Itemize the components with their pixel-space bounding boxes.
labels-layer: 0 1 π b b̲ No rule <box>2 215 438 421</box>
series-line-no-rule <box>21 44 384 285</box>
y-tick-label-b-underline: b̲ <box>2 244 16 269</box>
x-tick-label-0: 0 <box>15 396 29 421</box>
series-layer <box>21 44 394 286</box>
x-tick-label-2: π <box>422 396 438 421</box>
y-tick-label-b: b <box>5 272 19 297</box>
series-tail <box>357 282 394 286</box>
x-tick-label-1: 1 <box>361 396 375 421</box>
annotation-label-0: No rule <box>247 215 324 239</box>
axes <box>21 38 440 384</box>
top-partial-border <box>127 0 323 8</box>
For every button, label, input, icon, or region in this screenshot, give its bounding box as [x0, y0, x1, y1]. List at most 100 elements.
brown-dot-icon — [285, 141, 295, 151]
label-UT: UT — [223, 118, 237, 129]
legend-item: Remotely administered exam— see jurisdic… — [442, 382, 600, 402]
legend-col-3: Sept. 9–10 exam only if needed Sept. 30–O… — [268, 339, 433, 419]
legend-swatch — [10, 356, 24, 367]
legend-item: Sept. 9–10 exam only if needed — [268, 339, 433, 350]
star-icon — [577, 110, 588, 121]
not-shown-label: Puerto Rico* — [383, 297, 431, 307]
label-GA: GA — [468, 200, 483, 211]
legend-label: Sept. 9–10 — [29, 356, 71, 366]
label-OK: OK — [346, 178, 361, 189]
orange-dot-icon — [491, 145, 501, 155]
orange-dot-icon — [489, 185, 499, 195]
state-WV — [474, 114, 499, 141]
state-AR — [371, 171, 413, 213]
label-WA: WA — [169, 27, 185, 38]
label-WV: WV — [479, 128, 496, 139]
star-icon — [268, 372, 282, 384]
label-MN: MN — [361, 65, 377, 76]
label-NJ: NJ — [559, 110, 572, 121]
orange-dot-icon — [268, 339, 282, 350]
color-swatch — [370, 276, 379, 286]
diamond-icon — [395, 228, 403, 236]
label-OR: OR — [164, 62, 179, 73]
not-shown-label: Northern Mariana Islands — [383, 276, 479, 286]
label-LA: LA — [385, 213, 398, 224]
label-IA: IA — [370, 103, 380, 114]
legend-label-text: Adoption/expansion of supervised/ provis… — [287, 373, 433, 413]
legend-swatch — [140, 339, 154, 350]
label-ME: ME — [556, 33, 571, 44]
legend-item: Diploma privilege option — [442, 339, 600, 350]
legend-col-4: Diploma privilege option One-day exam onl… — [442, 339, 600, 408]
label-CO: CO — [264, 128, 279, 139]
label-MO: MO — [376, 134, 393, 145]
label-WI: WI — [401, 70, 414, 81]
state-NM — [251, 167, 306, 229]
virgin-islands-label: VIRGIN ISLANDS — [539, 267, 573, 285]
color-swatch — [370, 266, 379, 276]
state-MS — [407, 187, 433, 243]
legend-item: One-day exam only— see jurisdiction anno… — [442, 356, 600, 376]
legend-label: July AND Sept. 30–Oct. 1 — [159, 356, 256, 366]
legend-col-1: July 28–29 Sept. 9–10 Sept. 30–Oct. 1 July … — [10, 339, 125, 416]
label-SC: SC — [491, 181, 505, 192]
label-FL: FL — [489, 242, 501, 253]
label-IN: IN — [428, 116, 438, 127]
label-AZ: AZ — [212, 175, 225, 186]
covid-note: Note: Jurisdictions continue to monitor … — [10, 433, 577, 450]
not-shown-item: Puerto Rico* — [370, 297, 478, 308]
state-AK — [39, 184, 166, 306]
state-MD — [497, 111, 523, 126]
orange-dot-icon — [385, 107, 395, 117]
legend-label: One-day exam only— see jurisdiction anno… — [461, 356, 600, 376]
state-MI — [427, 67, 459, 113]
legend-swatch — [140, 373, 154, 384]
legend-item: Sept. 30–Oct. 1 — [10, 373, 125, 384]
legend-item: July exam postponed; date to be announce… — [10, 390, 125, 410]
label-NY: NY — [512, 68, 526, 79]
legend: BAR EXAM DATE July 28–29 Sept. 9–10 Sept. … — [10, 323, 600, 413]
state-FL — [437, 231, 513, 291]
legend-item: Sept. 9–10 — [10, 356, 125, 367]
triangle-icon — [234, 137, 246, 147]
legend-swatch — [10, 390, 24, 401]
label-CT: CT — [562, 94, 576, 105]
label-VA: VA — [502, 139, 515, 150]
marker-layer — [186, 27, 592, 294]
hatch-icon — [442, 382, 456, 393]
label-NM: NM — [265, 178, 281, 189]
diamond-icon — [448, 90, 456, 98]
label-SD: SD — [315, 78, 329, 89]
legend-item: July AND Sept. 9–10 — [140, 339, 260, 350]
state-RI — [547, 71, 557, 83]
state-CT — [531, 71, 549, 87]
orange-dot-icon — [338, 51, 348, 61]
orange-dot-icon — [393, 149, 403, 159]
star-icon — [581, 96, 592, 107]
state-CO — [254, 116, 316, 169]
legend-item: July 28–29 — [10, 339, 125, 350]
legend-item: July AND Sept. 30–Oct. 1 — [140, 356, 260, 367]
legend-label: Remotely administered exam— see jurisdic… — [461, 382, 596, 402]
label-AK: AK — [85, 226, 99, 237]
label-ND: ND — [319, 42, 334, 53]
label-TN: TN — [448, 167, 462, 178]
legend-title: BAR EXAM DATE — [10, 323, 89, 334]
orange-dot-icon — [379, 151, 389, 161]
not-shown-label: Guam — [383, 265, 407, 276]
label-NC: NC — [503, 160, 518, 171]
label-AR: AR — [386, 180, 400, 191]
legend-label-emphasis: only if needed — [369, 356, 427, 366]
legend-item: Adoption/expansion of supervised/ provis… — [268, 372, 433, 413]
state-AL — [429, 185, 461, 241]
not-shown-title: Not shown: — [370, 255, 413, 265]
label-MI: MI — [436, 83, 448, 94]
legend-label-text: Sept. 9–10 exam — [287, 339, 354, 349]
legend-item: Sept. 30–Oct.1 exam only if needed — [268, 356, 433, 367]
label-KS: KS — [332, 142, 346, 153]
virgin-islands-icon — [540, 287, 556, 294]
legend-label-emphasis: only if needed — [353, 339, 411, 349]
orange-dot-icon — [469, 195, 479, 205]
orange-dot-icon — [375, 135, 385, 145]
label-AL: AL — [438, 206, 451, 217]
◆ ◆ ◆ ◆
# Task to carry out:
Please rewrite the records above, swapping each "orange-dot-icon" for "amber-dot-icon" and leaving everything else unchanged.

# Answer to this exercise:
Itemize the components with their pixel-space bounding boxes.
labels-layer: 0 1 π b b̲ No rule <box>2 215 438 421</box>
series-line-no-rule <box>21 44 384 285</box>
y-tick-label-b-underline: b̲ <box>2 244 16 269</box>
x-tick-label-0: 0 <box>15 396 29 421</box>
series-layer <box>21 44 394 286</box>
x-tick-label-2: π <box>422 396 438 421</box>
y-tick-label-b: b <box>5 272 19 297</box>
series-tail <box>357 282 394 286</box>
x-tick-label-1: 1 <box>361 396 375 421</box>
annotation-label-0: No rule <box>247 215 324 239</box>
axes <box>21 38 440 384</box>
top-partial-border <box>127 0 323 8</box>
For every button, label, input, icon, or region in this screenshot, give its bounding box as [x0, y0, x1, y1]. List at most 100 elements.
brown-dot-icon — [285, 141, 295, 151]
label-UT: UT — [223, 118, 237, 129]
legend-item: Remotely administered exam— see jurisdic… — [442, 382, 600, 402]
legend-col-3: Sept. 9–10 exam only if needed Sept. 30–O… — [268, 339, 433, 419]
legend-swatch — [10, 356, 24, 367]
legend-item: Sept. 9–10 exam only if needed — [268, 339, 433, 350]
star-icon — [577, 110, 588, 121]
not-shown-label: Puerto Rico* — [383, 297, 431, 307]
label-GA: GA — [468, 200, 483, 211]
legend-label: Sept. 9–10 — [29, 356, 71, 366]
label-OK: OK — [346, 178, 361, 189]
amber-dot-icon — [491, 145, 501, 155]
amber-dot-icon — [489, 185, 499, 195]
state-WV — [474, 114, 499, 141]
state-AR — [371, 171, 413, 213]
label-WA: WA — [169, 27, 185, 38]
label-WV: WV — [479, 128, 496, 139]
star-icon — [268, 372, 282, 384]
label-MN: MN — [361, 65, 377, 76]
label-NJ: NJ — [559, 110, 572, 121]
amber-dot-icon — [268, 339, 282, 350]
color-swatch — [370, 276, 379, 286]
diamond-icon — [395, 228, 403, 236]
label-OR: OR — [164, 62, 179, 73]
not-shown-label: Northern Mariana Islands — [383, 276, 479, 286]
label-LA: LA — [385, 213, 398, 224]
label-IA: IA — [370, 103, 380, 114]
legend-label-text: Adoption/expansion of supervised/ provis… — [287, 373, 433, 413]
legend-swatch — [140, 339, 154, 350]
label-ME: ME — [556, 33, 571, 44]
legend-item: Diploma privilege option — [442, 339, 600, 350]
legend-col-4: Diploma privilege option One-day exam onl… — [442, 339, 600, 408]
label-CO: CO — [264, 128, 279, 139]
label-MO: MO — [376, 134, 393, 145]
label-WI: WI — [401, 70, 414, 81]
state-NM — [251, 167, 306, 229]
virgin-islands-label: VIRGIN ISLANDS — [539, 267, 573, 285]
color-swatch — [370, 266, 379, 276]
state-MS — [407, 187, 433, 243]
legend-item: One-day exam only— see jurisdiction anno… — [442, 356, 600, 376]
legend-label: July AND Sept. 30–Oct. 1 — [159, 356, 256, 366]
legend-col-1: July 28–29 Sept. 9–10 Sept. 30–Oct. 1 July … — [10, 339, 125, 416]
label-SC: SC — [491, 181, 505, 192]
label-FL: FL — [489, 242, 501, 253]
label-IN: IN — [428, 116, 438, 127]
label-AZ: AZ — [212, 175, 225, 186]
covid-note: Note: Jurisdictions continue to monitor … — [10, 433, 577, 450]
not-shown-item: Puerto Rico* — [370, 297, 478, 308]
state-AK — [39, 184, 166, 306]
state-MD — [497, 111, 523, 126]
amber-dot-icon — [385, 107, 395, 117]
legend-label: One-day exam only— see jurisdiction anno… — [461, 356, 600, 376]
state-MI — [427, 67, 459, 113]
legend-swatch — [140, 373, 154, 384]
legend-item: Sept. 30–Oct. 1 — [10, 373, 125, 384]
legend-item: July exam postponed; date to be announce… — [10, 390, 125, 410]
label-NY: NY — [512, 68, 526, 79]
legend: BAR EXAM DATE July 28–29 Sept. 9–10 Sept. … — [10, 323, 600, 413]
state-FL — [437, 231, 513, 291]
legend-item: Sept. 9–10 — [10, 356, 125, 367]
triangle-icon — [234, 137, 246, 147]
legend-swatch — [10, 390, 24, 401]
label-CT: CT — [562, 94, 576, 105]
label-VA: VA — [502, 139, 515, 150]
marker-layer — [186, 27, 592, 294]
hatch-icon — [442, 382, 456, 393]
label-NM: NM — [265, 178, 281, 189]
diamond-icon — [448, 90, 456, 98]
label-SD: SD — [315, 78, 329, 89]
legend-item: July AND Sept. 9–10 — [140, 339, 260, 350]
state-RI — [547, 71, 557, 83]
state-CT — [531, 71, 549, 87]
amber-dot-icon — [338, 51, 348, 61]
amber-dot-icon — [393, 149, 403, 159]
star-icon — [581, 96, 592, 107]
state-CO — [254, 116, 316, 169]
legend-item: July 28–29 — [10, 339, 125, 350]
legend-item: July AND Sept. 30–Oct. 1 — [140, 356, 260, 367]
legend-label: Remotely administered exam— see jurisdic… — [461, 382, 596, 402]
label-AK: AK — [85, 226, 99, 237]
label-ND: ND — [319, 42, 334, 53]
label-TN: TN — [448, 167, 462, 178]
legend-title: BAR EXAM DATE — [10, 323, 89, 334]
amber-dot-icon — [379, 151, 389, 161]
not-shown-label: Guam — [383, 265, 407, 276]
label-NC: NC — [503, 160, 518, 171]
label-AR: AR — [386, 180, 400, 191]
legend-label-emphasis: only if needed — [369, 356, 427, 366]
legend-item: Adoption/expansion of supervised/ provis… — [268, 372, 433, 413]
state-AL — [429, 185, 461, 241]
not-shown-title: Not shown: — [370, 255, 413, 265]
label-MI: MI — [436, 83, 448, 94]
legend-label-text: Sept. 9–10 exam — [287, 339, 354, 349]
legend-item: Sept. 30–Oct.1 exam only if needed — [268, 356, 433, 367]
label-KS: KS — [332, 142, 346, 153]
virgin-islands-icon — [540, 287, 556, 294]
legend-label-emphasis: only if needed — [353, 339, 411, 349]
amber-dot-icon — [469, 195, 479, 205]
amber-dot-icon — [375, 135, 385, 145]
label-AL: AL — [438, 206, 451, 217]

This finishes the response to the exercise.